- EXERCISE DIRECTIONS
Find the number of lines containing the string "name" in the data. Answer with the number by itself.

Entries with figure data:
══════════

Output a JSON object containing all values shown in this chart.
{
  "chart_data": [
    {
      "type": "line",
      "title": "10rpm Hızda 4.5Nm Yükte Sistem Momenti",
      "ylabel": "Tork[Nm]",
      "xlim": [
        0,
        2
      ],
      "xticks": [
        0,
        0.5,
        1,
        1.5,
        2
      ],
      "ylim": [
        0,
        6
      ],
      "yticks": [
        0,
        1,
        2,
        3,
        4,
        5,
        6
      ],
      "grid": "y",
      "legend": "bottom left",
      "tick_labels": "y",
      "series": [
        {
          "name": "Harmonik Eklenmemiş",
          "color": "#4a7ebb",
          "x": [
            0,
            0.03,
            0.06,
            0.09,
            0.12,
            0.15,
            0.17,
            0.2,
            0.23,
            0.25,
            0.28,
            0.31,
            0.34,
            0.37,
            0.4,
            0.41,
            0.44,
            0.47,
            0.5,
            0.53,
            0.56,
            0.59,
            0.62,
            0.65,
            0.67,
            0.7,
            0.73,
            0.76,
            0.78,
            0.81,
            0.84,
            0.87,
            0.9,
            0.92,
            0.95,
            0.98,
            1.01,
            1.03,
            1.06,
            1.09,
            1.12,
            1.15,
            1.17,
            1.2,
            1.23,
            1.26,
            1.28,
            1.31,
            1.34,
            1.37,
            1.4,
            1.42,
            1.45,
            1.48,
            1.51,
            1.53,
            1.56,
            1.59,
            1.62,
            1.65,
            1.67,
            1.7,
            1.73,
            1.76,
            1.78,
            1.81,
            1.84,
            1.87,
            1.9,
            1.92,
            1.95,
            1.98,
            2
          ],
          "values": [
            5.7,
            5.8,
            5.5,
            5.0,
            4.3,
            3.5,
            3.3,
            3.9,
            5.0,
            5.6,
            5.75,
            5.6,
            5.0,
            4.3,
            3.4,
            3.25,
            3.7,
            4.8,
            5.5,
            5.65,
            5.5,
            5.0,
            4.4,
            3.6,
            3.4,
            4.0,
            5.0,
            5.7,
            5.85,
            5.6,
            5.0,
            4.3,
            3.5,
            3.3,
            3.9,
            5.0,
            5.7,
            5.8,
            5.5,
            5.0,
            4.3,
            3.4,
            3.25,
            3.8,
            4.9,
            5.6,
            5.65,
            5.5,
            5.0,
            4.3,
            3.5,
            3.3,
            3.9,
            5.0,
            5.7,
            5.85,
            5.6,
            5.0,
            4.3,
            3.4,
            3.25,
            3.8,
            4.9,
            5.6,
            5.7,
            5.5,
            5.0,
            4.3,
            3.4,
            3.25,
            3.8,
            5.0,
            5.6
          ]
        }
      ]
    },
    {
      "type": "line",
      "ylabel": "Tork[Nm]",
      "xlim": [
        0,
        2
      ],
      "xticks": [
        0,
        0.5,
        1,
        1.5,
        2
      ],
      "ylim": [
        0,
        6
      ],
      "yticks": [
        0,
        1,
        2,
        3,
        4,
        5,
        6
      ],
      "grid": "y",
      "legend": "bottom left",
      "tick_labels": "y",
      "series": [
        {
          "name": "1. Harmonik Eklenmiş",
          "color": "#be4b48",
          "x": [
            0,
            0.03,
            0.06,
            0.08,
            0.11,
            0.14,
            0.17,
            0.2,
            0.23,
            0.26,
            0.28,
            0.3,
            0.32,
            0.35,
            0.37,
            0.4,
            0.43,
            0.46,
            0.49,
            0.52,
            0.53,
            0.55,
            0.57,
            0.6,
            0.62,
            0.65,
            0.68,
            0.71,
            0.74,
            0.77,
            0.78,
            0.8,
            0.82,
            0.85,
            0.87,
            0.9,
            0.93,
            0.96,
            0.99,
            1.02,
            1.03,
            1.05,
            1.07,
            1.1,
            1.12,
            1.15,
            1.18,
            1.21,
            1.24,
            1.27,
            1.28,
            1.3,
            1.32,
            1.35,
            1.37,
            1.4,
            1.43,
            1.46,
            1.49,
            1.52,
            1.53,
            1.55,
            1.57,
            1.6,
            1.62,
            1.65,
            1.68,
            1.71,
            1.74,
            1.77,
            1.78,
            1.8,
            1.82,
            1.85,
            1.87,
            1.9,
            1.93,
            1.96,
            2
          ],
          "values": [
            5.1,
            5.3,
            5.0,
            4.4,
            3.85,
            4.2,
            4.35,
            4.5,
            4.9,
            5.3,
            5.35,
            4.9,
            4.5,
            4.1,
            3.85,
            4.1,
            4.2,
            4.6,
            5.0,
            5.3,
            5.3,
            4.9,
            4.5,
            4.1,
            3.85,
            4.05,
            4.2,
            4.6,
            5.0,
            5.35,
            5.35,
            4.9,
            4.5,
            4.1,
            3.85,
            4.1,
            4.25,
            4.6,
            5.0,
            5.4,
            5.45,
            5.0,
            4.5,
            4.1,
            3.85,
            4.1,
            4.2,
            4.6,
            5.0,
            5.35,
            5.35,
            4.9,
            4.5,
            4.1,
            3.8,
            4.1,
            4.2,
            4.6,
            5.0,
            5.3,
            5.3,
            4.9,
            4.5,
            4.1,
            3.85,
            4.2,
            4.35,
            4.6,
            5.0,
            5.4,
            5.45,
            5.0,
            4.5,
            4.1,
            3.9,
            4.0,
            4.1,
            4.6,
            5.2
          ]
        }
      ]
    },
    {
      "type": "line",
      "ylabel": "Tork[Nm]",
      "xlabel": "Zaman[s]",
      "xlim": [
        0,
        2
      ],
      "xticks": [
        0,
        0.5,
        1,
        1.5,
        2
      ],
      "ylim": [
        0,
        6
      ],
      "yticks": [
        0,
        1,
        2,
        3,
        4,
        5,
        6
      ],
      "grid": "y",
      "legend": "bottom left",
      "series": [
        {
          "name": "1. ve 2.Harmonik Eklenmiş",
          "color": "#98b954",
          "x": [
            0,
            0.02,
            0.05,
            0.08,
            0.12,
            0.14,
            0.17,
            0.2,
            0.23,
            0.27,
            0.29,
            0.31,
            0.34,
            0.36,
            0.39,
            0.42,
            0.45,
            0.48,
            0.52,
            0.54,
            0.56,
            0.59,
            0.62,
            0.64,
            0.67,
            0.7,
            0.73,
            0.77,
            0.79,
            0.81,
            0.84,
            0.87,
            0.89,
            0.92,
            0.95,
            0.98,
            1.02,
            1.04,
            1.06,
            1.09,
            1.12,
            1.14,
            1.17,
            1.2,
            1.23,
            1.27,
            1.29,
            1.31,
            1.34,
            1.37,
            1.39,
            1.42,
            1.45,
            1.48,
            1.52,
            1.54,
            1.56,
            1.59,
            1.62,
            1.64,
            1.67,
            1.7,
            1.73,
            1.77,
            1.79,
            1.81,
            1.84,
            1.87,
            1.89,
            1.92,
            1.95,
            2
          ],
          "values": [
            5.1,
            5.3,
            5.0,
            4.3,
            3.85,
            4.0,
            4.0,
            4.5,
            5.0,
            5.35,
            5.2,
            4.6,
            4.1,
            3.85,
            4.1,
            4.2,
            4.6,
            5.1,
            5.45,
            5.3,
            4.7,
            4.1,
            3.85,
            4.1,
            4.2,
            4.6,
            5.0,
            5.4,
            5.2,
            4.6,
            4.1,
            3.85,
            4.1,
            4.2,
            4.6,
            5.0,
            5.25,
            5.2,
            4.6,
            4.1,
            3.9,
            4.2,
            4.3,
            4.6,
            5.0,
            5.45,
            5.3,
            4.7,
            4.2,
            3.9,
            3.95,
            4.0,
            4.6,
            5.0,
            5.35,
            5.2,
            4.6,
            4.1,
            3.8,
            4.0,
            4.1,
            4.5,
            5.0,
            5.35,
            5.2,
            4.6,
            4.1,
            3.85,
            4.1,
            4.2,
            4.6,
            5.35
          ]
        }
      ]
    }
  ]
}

══════════

- EXERCISE RESULT
3